● **Given data**
━━━━━━━━━━
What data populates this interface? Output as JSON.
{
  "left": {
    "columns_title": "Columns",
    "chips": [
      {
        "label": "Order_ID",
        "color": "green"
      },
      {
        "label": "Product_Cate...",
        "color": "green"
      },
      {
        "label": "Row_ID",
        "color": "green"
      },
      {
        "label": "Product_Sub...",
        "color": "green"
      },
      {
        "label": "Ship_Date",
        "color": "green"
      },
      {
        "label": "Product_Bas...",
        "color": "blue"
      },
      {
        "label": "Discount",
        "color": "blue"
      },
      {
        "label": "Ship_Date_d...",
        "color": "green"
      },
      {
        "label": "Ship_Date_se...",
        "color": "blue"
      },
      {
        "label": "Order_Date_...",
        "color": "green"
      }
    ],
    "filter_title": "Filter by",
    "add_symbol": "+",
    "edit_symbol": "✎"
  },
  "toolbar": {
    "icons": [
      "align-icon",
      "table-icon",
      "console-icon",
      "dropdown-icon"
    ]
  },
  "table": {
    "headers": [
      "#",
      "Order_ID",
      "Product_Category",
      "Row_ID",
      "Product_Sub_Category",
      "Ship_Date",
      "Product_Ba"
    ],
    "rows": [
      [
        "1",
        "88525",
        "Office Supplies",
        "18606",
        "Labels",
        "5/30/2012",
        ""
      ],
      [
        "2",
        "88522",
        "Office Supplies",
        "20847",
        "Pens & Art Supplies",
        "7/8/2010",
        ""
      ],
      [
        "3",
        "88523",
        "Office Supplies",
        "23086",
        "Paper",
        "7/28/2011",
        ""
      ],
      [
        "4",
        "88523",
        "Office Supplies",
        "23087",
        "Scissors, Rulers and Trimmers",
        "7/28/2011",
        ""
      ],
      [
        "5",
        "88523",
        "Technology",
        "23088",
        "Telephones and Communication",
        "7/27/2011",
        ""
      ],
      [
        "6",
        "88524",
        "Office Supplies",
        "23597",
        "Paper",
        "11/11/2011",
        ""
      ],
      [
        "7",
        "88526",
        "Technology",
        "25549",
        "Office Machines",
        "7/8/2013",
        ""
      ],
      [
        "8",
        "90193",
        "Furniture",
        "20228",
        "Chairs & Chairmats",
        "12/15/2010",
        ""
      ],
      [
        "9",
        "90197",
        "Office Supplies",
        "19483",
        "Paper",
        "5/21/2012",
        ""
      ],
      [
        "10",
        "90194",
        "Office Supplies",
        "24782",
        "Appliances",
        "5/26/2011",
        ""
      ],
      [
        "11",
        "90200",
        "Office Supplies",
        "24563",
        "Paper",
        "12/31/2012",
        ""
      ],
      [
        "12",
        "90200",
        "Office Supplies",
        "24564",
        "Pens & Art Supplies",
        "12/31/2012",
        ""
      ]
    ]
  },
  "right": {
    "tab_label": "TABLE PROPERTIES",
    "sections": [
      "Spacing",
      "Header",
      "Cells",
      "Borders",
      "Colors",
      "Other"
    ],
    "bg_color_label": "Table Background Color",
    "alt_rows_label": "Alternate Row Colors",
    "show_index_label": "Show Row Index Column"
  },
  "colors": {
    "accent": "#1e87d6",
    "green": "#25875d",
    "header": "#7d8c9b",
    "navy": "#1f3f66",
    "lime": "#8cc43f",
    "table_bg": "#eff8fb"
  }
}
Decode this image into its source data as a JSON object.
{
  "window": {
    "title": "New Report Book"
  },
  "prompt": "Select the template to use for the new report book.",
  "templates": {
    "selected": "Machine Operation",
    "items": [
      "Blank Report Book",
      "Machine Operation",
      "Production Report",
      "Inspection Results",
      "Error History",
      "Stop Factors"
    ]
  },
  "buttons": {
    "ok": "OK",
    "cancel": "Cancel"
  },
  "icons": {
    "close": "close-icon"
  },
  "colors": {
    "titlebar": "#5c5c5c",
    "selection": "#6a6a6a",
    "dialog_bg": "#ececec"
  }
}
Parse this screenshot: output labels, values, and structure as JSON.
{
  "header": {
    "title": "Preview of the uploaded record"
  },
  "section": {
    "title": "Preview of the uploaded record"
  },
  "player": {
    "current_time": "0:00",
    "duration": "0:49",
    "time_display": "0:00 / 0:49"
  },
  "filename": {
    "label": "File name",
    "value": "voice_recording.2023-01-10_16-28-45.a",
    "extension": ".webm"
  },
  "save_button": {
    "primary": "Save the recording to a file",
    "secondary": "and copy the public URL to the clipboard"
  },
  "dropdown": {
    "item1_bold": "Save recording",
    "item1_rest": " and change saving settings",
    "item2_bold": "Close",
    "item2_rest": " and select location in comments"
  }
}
━━━━━━━━━━
● **Exercise task**
Transcribe all of the material exactly. Omit nothing.

● **Task response**
What data populates this interface? Output as JSON.
{
  "left": {
    "columns_title": "Columns",
    "chips": [
      {
        "label": "Order_ID",
        "color": "green"
      },
      {
        "label": "Product_Cate...",
        "color": "green"
      },
      {
        "label": "Row_ID",
        "color": "green"
      },
      {
        "label": "Product_Sub...",
        "color": "green"
      },
      {
        "label": "Ship_Date",
        "color": "green"
      },
      {
        "label": "Product_Bas...",
        "color": "blue"
      },
      {
        "label": "Discount",
        "color": "blue"
      },
      {
        "label": "Ship_Date_d...",
        "color": "green"
      },
      {
        "label": "Ship_Date_se...",
        "color": "blue"
      },
      {
        "label": "Order_Date_...",
        "color": "green"
      }
    ],
    "filter_title": "Filter by",
    "add_symbol": "+",
    "edit_symbol": "✎"
  },
  "toolbar": {
    "icons": [
      "align-icon",
      "table-icon",
      "console-icon",
      "dropdown-icon"
    ]
  },
  "table": {
    "headers": [
      "#",
      "Order_ID",
      "Product_Category",
      "Row_ID",
      "Product_Sub_Category",
      "Ship_Date",
      "Product_Ba"
    ],
    "rows": [
      [
        "1",
        "88525",
        "Office Supplies",
        "18606",
        "Labels",
        "5/30/2012",
        ""
      ],
      [
        "2",
        "88522",
        "Office Supplies",
        "20847",
        "Pens & Art Supplies",
        "7/8/2010",
        ""
      ],
      [
        "3",
        "88523",
        "Office Supplies",
        "23086",
        "Paper",
        "7/28/2011",
        ""
      ],
      [
        "4",
        "88523",
        "Office Supplies",
        "23087",
        "Scissors, Rulers and Trimmers",
        "7/28/2011",
        ""
      ],
      [
        "5",
        "88523",
        "Technology",
        "23088",
        "Telephones and Communication",
        "7/27/2011",
        ""
      ],
      [
        "6",
        "88524",
        "Office Supplies",
        "23597",
        "Paper",
        "11/11/2011",
        ""
      ],
      [
        "7",
        "88526",
        "Technology",
        "25549",
        "Office Machines",
        "7/8/2013",
        ""
      ],
      [
        "8",
        "90193",
        "Furniture",
        "20228",
        "Chairs & Chairmats",
        "12/15/2010",
        ""
      ],
      [
        "9",
        "90197",
        "Office Supplies",
        "19483",
        "Paper",
        "5/21/2012",
        ""
      ],
      [
        "10",
        "90194",
        "Office Supplies",
        "24782",
        "Appliances",
        "5/26/2011",
        ""
      ],
      [
        "11",
        "90200",
        "Office Supplies",
        "24563",
        "Paper",
        "12/31/2012",
        ""
      ],
      [
        "12",
        "90200",
        "Office Supplies",
        "24564",
        "Pens & Art Supplies",
        "12/31/2012",
        ""
      ]
    ]
  },
  "right": {
    "tab_label": "TABLE PROPERTIES",
    "sections": [
      "Spacing",
      "Header",
      "Cells",
      "Borders",
      "Colors",
      "Other"
    ],
    "bg_color_label": "Table Background Color",
    "alt_rows_label": "Alternate Row Colors",
    "show_index_label": "Show Row Index Column"
  },
  "colors": {
    "accent": "#1e87d6",
    "green": "#25875d",
    "header": "#7d8c9b",
    "navy": "#1f3f66",
    "lime": "#8cc43f",
    "table_bg": "#eff8fb"
  }
}
Decode this image into its source data as a JSON object.
{
  "window": {
    "title": "New Report Book"
  },
  "prompt": "Select the template to use for the new report book.",
  "templates": {
    "selected": "Machine Operation",
    "items": [
      "Blank Report Book",
      "Machine Operation",
      "Production Report",
      "Inspection Results",
      "Error History",
      "Stop Factors"
    ]
  },
  "buttons": {
    "ok": "OK",
    "cancel": "Cancel"
  },
  "icons": {
    "close": "close-icon"
  },
  "colors": {
    "titlebar": "#5c5c5c",
    "selection": "#6a6a6a",
    "dialog_bg": "#ececec"
  }
}
Parse this screenshot: output labels, values, and structure as JSON.
{
  "header": {
    "title": "Preview of the uploaded record"
  },
  "section": {
    "title": "Preview of the uploaded record"
  },
  "player": {
    "current_time": "0:00",
    "duration": "0:49",
    "time_display": "0:00 / 0:49"
  },
  "filename": {
    "label": "File name",
    "value": "voice_recording.2023-01-10_16-28-45.a",
    "extension": ".webm"
  },
  "save_button": {
    "primary": "Save the recording to a file",
    "secondary": "and copy the public URL to the clipboard"
  },
  "dropdown": {
    "item1_bold": "Save recording",
    "item1_rest": " and change saving settings",
    "item2_bold": "Close",
    "item2_rest": " and select location in comments"
  }
}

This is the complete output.